# START OF Records

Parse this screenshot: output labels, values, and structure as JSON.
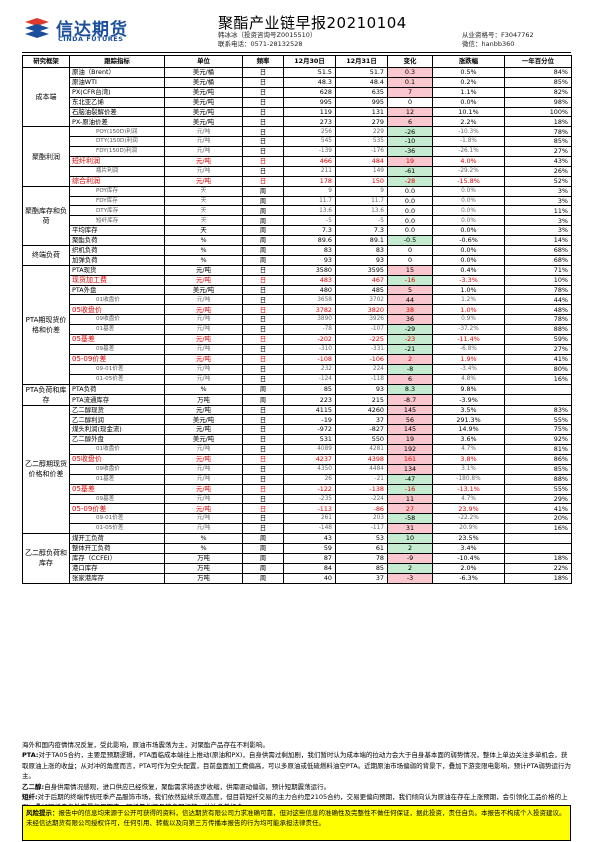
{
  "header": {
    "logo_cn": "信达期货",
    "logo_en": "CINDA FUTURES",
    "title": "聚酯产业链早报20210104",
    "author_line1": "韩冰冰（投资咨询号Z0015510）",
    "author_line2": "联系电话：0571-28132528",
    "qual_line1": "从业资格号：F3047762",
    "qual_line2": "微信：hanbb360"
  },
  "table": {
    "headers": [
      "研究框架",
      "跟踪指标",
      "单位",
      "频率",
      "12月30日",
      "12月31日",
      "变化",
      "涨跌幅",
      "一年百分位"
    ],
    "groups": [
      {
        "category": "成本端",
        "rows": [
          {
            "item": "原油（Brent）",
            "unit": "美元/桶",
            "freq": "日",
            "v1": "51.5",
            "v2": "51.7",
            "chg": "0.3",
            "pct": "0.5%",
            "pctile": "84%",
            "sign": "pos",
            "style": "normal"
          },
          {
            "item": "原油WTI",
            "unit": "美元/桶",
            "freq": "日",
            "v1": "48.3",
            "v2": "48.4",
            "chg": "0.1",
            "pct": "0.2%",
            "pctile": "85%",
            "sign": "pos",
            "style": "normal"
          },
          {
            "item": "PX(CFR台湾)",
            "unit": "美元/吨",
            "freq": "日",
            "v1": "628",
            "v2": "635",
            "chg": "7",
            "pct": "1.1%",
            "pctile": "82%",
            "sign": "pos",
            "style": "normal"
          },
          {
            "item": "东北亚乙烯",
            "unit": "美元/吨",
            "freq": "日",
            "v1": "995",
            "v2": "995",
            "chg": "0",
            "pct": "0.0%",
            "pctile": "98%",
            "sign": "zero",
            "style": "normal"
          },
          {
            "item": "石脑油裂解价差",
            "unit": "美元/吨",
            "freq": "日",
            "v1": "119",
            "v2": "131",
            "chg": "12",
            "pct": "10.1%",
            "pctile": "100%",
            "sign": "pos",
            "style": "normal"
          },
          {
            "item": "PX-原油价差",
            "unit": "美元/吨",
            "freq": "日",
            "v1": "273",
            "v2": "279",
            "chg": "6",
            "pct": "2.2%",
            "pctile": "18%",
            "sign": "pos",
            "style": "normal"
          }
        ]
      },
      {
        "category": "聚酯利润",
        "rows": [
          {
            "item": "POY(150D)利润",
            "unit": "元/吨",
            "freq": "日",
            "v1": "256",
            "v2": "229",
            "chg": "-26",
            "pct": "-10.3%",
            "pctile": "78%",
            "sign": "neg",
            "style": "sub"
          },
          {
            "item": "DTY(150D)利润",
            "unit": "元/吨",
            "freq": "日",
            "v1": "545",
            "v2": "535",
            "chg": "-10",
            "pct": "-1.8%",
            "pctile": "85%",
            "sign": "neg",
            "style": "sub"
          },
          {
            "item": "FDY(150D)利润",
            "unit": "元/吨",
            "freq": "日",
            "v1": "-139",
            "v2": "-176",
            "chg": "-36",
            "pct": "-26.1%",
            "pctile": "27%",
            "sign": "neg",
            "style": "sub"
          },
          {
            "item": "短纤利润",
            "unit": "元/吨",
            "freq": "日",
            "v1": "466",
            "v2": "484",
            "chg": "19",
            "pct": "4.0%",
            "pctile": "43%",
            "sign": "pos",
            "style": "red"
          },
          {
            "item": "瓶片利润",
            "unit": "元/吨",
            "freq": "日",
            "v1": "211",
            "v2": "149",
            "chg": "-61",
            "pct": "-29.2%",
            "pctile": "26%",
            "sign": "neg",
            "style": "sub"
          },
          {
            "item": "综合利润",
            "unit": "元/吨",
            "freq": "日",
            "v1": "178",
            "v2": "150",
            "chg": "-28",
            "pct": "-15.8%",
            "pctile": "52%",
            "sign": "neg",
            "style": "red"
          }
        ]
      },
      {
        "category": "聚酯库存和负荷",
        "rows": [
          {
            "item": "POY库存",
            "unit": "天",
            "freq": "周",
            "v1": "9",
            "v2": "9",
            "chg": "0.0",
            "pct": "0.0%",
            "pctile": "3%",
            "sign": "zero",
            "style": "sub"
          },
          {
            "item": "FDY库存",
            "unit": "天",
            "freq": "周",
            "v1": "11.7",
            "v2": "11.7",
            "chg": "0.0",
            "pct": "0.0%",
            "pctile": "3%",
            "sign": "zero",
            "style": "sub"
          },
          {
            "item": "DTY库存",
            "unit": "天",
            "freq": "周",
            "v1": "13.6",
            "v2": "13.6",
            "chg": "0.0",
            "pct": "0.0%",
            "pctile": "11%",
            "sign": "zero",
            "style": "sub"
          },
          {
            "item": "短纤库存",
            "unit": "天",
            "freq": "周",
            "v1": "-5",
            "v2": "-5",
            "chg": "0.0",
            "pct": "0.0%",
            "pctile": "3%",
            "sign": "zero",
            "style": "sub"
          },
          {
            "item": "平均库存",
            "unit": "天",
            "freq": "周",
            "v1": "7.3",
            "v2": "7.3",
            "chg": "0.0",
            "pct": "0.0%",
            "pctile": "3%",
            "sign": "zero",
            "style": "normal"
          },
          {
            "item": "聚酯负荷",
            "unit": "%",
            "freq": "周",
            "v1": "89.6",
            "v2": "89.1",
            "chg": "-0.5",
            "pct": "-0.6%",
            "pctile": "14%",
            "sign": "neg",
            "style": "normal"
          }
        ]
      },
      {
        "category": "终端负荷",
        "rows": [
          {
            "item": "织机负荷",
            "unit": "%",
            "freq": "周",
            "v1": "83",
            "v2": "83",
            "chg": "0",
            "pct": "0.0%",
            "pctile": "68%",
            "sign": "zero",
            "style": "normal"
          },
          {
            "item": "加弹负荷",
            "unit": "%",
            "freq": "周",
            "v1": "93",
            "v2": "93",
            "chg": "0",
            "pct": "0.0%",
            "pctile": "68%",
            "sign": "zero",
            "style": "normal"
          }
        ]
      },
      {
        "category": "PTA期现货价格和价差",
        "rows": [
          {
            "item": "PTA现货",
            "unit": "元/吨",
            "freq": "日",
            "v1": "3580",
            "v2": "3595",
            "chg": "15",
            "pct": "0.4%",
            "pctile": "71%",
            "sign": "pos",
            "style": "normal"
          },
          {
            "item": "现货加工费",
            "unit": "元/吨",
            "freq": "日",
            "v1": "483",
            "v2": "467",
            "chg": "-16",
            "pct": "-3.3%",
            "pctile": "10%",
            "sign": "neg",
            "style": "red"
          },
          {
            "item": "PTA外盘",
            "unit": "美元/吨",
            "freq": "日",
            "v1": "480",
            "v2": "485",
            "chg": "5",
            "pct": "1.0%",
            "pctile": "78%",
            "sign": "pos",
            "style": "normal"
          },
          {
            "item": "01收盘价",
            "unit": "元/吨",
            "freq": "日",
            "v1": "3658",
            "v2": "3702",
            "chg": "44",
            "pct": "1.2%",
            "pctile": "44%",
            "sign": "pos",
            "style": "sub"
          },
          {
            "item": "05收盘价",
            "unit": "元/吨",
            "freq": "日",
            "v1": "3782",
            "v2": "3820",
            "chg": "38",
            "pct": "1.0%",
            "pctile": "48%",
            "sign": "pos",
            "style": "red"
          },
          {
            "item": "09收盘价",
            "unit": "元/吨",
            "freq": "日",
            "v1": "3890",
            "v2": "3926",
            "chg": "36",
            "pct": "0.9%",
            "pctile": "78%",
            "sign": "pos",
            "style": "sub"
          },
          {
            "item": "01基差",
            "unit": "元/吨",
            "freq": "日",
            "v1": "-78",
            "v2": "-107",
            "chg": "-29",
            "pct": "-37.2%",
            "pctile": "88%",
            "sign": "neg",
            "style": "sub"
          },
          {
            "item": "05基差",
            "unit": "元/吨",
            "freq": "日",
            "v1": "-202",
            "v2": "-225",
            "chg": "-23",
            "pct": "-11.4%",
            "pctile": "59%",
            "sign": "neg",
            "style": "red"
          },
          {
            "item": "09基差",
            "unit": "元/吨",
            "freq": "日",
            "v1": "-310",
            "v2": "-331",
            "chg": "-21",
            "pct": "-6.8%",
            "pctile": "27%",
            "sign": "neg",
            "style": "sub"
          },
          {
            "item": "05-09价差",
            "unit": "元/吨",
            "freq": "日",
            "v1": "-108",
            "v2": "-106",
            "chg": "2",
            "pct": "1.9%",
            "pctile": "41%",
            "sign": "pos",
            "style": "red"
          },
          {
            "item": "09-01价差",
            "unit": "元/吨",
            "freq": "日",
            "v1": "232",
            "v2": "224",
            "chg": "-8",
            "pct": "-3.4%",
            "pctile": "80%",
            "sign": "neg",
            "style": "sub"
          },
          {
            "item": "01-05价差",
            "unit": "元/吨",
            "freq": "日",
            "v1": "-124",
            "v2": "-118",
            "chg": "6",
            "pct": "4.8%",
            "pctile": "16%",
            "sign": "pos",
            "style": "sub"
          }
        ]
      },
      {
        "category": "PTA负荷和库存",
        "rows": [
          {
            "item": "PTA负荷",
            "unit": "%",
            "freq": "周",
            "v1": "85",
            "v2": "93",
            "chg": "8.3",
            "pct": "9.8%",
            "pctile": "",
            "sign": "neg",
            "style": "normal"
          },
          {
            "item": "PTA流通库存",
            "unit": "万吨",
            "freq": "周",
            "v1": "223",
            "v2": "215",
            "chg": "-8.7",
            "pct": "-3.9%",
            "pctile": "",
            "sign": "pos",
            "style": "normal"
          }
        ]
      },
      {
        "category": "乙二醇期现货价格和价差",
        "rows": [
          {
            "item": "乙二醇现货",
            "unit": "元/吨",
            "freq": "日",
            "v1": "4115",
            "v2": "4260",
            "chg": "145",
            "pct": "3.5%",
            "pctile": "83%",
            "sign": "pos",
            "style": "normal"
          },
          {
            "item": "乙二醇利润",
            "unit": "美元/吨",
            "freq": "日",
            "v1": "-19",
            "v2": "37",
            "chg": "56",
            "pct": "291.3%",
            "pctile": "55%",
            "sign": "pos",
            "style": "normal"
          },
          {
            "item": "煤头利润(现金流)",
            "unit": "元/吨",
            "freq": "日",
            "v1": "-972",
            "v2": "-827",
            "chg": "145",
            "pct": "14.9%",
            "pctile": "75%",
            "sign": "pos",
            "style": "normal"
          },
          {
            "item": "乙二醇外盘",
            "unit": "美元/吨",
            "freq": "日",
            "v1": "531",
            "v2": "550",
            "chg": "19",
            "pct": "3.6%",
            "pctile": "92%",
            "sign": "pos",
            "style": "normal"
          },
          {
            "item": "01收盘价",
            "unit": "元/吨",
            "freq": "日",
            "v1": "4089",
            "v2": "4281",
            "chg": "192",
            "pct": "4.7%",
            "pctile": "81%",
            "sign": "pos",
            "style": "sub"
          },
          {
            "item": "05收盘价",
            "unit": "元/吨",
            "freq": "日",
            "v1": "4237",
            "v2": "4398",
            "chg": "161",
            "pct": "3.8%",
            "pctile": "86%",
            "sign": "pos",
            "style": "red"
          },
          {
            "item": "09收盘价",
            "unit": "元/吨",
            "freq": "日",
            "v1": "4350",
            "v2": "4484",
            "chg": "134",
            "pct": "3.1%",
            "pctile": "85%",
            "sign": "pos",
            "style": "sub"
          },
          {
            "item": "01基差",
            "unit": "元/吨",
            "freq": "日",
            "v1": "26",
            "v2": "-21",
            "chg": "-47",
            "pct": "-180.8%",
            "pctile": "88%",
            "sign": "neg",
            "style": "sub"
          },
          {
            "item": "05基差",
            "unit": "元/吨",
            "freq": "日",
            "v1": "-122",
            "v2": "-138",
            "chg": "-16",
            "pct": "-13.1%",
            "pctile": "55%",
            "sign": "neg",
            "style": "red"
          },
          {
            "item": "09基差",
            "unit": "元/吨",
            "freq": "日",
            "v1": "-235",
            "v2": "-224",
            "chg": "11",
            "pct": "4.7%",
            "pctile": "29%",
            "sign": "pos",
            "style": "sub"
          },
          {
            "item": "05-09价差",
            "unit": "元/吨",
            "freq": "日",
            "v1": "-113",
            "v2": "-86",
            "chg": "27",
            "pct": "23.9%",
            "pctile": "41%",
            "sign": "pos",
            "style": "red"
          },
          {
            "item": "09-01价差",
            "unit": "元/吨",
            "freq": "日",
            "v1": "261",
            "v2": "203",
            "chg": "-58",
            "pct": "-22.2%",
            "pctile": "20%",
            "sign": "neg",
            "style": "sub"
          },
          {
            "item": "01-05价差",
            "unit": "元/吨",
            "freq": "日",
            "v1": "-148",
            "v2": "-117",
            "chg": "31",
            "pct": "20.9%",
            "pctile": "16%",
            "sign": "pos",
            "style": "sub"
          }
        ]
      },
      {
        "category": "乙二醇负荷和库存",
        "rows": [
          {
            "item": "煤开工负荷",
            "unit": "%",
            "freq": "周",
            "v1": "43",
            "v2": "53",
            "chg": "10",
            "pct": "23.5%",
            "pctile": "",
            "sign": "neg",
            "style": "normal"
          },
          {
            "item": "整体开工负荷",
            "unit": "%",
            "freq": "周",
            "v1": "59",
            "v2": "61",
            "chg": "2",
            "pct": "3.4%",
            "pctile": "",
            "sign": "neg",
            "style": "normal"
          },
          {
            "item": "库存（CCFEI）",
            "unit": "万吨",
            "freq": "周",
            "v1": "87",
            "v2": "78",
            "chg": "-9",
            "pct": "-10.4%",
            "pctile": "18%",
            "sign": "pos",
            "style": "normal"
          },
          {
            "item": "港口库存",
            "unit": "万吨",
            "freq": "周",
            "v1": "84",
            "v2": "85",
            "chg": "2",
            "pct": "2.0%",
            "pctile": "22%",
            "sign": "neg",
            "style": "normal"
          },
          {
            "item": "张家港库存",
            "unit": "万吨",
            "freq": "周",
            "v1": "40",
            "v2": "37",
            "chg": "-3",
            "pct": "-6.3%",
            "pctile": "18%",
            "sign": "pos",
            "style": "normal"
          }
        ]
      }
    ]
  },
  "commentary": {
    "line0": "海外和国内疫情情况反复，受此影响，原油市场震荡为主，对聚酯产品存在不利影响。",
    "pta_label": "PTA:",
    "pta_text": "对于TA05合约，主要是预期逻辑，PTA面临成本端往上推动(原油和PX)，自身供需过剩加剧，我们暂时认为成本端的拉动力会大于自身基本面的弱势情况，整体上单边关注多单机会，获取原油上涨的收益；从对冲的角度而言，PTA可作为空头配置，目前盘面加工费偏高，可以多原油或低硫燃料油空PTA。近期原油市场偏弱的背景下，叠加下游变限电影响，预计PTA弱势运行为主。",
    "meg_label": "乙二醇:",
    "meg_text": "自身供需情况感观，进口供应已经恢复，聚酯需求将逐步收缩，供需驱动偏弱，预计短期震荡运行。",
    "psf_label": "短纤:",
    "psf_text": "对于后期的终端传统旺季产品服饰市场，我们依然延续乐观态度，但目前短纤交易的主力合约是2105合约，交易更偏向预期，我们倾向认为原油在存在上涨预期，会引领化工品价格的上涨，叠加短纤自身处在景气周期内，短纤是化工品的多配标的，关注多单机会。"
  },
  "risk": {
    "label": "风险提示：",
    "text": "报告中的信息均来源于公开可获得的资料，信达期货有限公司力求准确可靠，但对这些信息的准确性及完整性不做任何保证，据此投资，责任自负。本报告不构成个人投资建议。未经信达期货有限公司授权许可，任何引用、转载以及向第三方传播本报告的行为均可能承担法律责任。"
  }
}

# END OF Records
# START OF Records

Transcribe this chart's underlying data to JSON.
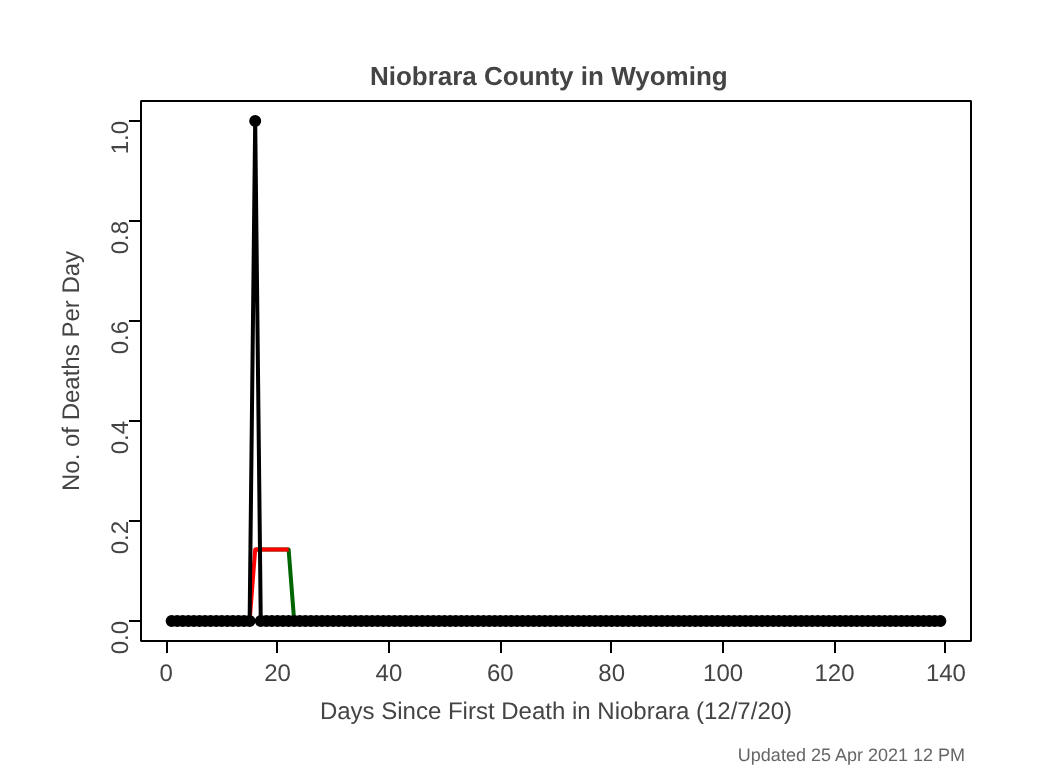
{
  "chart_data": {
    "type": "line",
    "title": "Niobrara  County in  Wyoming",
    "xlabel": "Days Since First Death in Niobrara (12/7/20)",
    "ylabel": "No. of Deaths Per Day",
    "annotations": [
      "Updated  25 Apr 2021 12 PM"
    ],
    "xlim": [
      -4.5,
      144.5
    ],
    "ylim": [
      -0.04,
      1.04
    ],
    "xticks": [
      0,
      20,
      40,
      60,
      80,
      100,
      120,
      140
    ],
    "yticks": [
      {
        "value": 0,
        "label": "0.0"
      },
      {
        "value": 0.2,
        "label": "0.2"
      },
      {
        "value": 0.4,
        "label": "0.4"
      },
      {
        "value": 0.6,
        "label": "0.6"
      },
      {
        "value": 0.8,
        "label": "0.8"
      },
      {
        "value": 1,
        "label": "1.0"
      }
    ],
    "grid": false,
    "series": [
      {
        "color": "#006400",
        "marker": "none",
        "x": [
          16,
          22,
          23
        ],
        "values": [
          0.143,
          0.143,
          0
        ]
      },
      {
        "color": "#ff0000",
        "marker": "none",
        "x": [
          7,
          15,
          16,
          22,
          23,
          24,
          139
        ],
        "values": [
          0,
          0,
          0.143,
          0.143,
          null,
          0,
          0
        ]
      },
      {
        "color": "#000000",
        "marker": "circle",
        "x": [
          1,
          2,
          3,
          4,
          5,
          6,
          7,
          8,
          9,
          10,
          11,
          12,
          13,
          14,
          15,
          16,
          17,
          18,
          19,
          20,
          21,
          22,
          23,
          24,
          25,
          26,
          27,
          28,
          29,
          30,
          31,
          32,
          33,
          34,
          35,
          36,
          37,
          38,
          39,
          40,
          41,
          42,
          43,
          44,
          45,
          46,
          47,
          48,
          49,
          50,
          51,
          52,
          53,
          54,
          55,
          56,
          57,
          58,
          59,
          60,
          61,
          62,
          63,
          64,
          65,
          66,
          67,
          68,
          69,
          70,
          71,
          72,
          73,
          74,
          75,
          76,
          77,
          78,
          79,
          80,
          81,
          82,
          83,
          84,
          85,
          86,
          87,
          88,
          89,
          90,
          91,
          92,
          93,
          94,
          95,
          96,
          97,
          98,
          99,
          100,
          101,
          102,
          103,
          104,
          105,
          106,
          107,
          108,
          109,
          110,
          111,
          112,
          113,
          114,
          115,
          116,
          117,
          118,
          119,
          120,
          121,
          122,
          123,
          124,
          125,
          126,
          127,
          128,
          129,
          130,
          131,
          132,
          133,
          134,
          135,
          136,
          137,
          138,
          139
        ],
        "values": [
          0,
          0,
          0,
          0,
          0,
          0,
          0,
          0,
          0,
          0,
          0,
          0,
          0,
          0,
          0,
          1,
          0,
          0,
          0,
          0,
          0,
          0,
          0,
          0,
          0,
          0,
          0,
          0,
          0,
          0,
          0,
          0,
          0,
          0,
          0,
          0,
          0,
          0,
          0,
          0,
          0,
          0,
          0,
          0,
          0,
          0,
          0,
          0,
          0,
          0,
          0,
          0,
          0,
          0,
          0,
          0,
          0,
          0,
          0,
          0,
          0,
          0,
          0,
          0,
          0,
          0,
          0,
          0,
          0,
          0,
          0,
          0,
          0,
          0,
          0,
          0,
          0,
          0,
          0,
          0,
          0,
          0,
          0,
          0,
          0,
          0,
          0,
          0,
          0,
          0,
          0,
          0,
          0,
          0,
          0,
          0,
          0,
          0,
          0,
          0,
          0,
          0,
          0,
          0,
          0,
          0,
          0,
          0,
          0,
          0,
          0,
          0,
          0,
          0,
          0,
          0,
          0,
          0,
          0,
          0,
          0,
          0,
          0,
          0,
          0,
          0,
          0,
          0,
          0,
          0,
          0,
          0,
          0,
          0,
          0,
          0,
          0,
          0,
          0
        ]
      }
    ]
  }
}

# END OF Records

Exercise description: Pick out every line with the string "category" and copy it.

Answer:
        "category": "成本端",
        "category": "聚酯利润",
        "category": "聚酯库存和负荷",
        "category": "终端负荷",
        "category": "PTA期现货价格和价差",
        "category": "PTA负荷和库存",
        "category": "乙二醇期现货价格和价差",
        "category": "乙二醇负荷和库存",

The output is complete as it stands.